INPUT ::
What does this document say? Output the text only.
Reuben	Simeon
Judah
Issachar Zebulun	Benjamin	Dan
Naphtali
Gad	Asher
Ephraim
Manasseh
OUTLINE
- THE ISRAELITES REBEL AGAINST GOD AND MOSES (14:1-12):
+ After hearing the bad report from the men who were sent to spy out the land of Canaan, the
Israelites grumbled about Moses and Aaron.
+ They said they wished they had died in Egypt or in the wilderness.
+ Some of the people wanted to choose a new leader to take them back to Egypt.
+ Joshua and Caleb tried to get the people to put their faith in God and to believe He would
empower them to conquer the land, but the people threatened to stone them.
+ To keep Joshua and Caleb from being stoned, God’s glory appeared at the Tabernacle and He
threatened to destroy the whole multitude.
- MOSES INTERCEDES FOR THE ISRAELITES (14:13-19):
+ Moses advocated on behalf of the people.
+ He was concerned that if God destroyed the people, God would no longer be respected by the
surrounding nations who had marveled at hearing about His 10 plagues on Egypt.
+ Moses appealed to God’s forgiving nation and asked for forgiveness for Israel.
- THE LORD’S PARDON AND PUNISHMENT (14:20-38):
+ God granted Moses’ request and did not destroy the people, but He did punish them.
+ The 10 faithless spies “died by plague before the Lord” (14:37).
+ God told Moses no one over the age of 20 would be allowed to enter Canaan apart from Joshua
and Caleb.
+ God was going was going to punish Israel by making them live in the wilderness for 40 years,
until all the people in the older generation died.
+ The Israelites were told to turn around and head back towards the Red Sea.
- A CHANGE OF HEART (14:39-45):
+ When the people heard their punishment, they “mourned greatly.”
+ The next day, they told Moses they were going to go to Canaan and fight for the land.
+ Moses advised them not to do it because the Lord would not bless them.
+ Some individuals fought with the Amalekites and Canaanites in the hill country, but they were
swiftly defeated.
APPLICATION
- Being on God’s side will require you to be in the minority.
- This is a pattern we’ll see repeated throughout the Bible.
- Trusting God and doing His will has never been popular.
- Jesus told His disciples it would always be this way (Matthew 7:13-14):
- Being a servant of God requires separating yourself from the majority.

GIVEN TASK :: Output the records above in their entirety, exactly.

TASK ANSWER ::
What does this document say? Output the text only.
Reuben	Simeon
Judah
Issachar Zebulun	Benjamin	Dan
Naphtali
Gad	Asher
Ephraim
Manasseh
OUTLINE
- THE ISRAELITES REBEL AGAINST GOD AND MOSES (14:1-12):
+ After hearing the bad report from the men who were sent to spy out the land of Canaan, the
Israelites grumbled about Moses and Aaron.
+ They said they wished they had died in Egypt or in the wilderness.
+ Some of the people wanted to choose a new leader to take them back to Egypt.
+ Joshua and Caleb tried to get the people to put their faith in God and to believe He would
empower them to conquer the land, but the people threatened to stone them.
+ To keep Joshua and Caleb from being stoned, God’s glory appeared at the Tabernacle and He
threatened to destroy the whole multitude.
- MOSES INTERCEDES FOR THE ISRAELITES (14:13-19):
+ Moses advocated on behalf of the people.
+ He was concerned that if God destroyed the people, God would no longer be respected by the
surrounding nations who had marveled at hearing about His 10 plagues on Egypt.
+ Moses appealed to God’s forgiving nation and asked for forgiveness for Israel.
- THE LORD’S PARDON AND PUNISHMENT (14:20-38):
+ God granted Moses’ request and did not destroy the people, but He did punish them.
+ The 10 faithless spies “died by plague before the Lord” (14:37).
+ God told Moses no one over the age of 20 would be allowed to enter Canaan apart from Joshua
and Caleb.
+ God was going was going to punish Israel by making them live in the wilderness for 40 years,
until all the people in the older generation died.
+ The Israelites were told to turn around and head back towards the Red Sea.
- A CHANGE OF HEART (14:39-45):
+ When the people heard their punishment, they “mourned greatly.”
+ The next day, they told Moses they were going to go to Canaan and fight for the land.
+ Moses advised them not to do it because the Lord would not bless them.
+ Some individuals fought with the Amalekites and Canaanites in the hill country, but they were
swiftly defeated.
APPLICATION
- Being on God’s side will require you to be in the minority.
- This is a pattern we’ll see repeated throughout the Bible.
- Trusting God and doing His will has never been popular.
- Jesus told His disciples it would always be this way (Matthew 7:13-14):
- Being a servant of God requires separating yourself from the majority.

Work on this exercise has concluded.